Start of Material supplied
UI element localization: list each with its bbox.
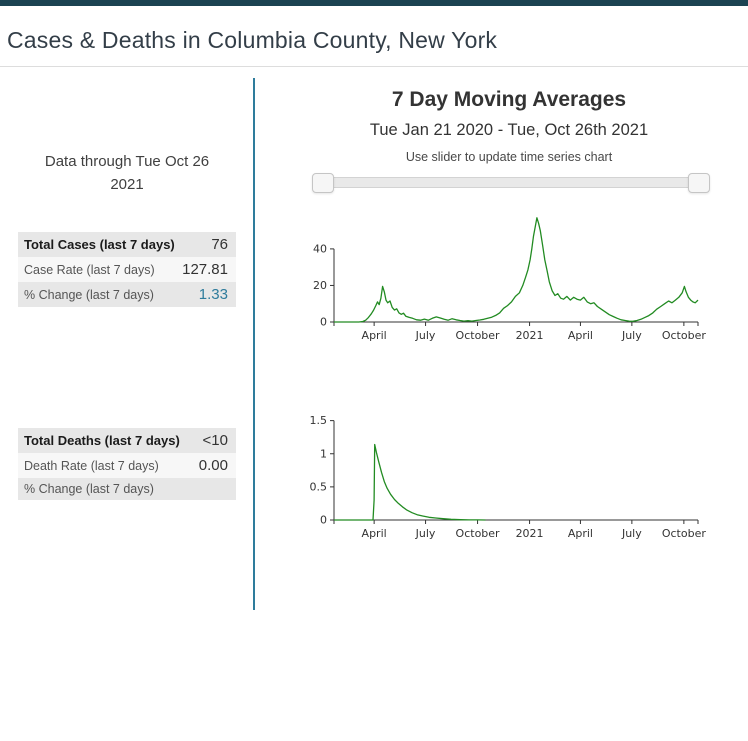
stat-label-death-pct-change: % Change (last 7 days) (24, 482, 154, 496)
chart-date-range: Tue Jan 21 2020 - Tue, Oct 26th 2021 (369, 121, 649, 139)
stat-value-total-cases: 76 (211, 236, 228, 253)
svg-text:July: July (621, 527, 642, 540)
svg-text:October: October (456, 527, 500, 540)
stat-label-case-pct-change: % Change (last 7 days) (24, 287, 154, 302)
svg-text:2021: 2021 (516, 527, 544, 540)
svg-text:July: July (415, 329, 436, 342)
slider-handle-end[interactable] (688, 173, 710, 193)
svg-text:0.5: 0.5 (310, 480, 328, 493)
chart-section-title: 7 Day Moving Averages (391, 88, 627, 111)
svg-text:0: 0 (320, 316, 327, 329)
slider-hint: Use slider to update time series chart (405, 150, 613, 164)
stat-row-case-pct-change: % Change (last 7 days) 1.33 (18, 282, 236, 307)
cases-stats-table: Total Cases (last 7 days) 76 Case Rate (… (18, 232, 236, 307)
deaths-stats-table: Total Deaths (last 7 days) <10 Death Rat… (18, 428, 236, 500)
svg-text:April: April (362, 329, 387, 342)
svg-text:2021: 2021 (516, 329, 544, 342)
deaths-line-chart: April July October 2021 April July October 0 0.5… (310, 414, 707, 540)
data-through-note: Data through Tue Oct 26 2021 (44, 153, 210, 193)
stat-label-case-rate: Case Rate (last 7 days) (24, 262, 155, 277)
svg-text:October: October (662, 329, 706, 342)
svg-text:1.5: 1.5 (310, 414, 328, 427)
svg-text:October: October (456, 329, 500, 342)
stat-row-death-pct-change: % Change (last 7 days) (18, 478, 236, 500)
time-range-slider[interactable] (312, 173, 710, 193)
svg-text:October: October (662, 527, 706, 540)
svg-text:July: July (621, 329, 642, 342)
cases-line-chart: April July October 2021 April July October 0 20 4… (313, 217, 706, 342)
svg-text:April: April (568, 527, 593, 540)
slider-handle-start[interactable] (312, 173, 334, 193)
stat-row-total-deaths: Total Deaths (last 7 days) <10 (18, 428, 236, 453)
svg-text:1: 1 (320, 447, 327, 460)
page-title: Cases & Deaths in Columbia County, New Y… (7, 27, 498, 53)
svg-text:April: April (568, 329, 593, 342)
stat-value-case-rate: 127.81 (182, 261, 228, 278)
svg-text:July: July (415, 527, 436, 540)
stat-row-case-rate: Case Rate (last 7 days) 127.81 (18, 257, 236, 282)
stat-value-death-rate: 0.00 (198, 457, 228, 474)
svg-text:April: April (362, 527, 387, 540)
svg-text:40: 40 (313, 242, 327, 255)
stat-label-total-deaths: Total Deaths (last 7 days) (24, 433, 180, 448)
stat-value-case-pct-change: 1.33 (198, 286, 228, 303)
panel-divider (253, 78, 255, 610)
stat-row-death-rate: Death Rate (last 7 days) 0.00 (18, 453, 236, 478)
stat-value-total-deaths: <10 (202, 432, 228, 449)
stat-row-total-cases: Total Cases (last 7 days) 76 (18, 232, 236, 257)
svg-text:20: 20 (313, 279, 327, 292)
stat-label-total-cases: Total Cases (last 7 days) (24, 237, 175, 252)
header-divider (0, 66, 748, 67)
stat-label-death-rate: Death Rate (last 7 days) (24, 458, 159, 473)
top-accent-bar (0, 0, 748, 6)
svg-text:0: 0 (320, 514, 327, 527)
End of Material supplied
• [Description of the task]:
Retype all of the data above line for line, with no changes, and leave out the picture.

• [Response to this exercise]:
UI element localization: list each with its bbox.
stat-label-death-pct-change: % Change (last 7 days) (24, 482, 154, 496)
chart-date-range: Tue Jan 21 2020 - Tue, Oct 26th 2021 (369, 121, 649, 139)
stat-value-total-cases: 76 (211, 236, 228, 253)
svg-text:July: July (621, 527, 642, 540)
svg-text:October: October (456, 527, 500, 540)
stat-label-case-pct-change: % Change (last 7 days) (24, 287, 154, 302)
svg-text:2021: 2021 (516, 527, 544, 540)
svg-text:July: July (415, 329, 436, 342)
slider-handle-end[interactable] (688, 173, 710, 193)
svg-text:0.5: 0.5 (310, 480, 328, 493)
chart-section-title: 7 Day Moving Averages (391, 88, 627, 111)
svg-text:0: 0 (320, 316, 327, 329)
slider-hint: Use slider to update time series chart (405, 150, 613, 164)
stat-row-case-pct-change: % Change (last 7 days) 1.33 (18, 282, 236, 307)
cases-stats-table: Total Cases (last 7 days) 76 Case Rate (… (18, 232, 236, 307)
deaths-stats-table: Total Deaths (last 7 days) <10 Death Rat… (18, 428, 236, 500)
svg-text:April: April (362, 329, 387, 342)
svg-text:2021: 2021 (516, 329, 544, 342)
deaths-line-chart: April July October 2021 April July October 0 0.5… (310, 414, 707, 540)
data-through-note: Data through Tue Oct 26 2021 (44, 153, 210, 193)
stat-label-case-rate: Case Rate (last 7 days) (24, 262, 155, 277)
svg-text:October: October (662, 329, 706, 342)
svg-text:1.5: 1.5 (310, 414, 328, 427)
svg-text:October: October (456, 329, 500, 342)
stat-row-death-pct-change: % Change (last 7 days) (18, 478, 236, 500)
time-range-slider[interactable] (312, 173, 710, 193)
svg-text:October: October (662, 527, 706, 540)
svg-text:July: July (621, 329, 642, 342)
cases-line-chart: April July October 2021 April July October 0 20 4… (313, 217, 706, 342)
svg-text:April: April (568, 527, 593, 540)
slider-handle-start[interactable] (312, 173, 334, 193)
stat-row-total-deaths: Total Deaths (last 7 days) <10 (18, 428, 236, 453)
svg-text:1: 1 (320, 447, 327, 460)
page-title: Cases & Deaths in Columbia County, New Y… (7, 27, 498, 53)
svg-text:April: April (568, 329, 593, 342)
stat-value-case-rate: 127.81 (182, 261, 228, 278)
svg-text:July: July (415, 527, 436, 540)
stat-row-case-rate: Case Rate (last 7 days) 127.81 (18, 257, 236, 282)
stat-value-death-rate: 0.00 (198, 457, 228, 474)
svg-text:April: April (362, 527, 387, 540)
svg-text:40: 40 (313, 242, 327, 255)
stat-label-total-deaths: Total Deaths (last 7 days) (24, 433, 180, 448)
stat-value-case-pct-change: 1.33 (198, 286, 228, 303)
panel-divider (253, 78, 255, 610)
stat-row-death-rate: Death Rate (last 7 days) 0.00 (18, 453, 236, 478)
stat-value-total-deaths: <10 (202, 432, 228, 449)
stat-row-total-cases: Total Cases (last 7 days) 76 (18, 232, 236, 257)
svg-text:20: 20 (313, 279, 327, 292)
stat-label-total-cases: Total Cases (last 7 days) (24, 237, 175, 252)
header-divider (0, 66, 748, 67)
stat-label-death-rate: Death Rate (last 7 days) (24, 458, 159, 473)
top-accent-bar (0, 0, 748, 6)
svg-text:0: 0 (320, 514, 327, 527)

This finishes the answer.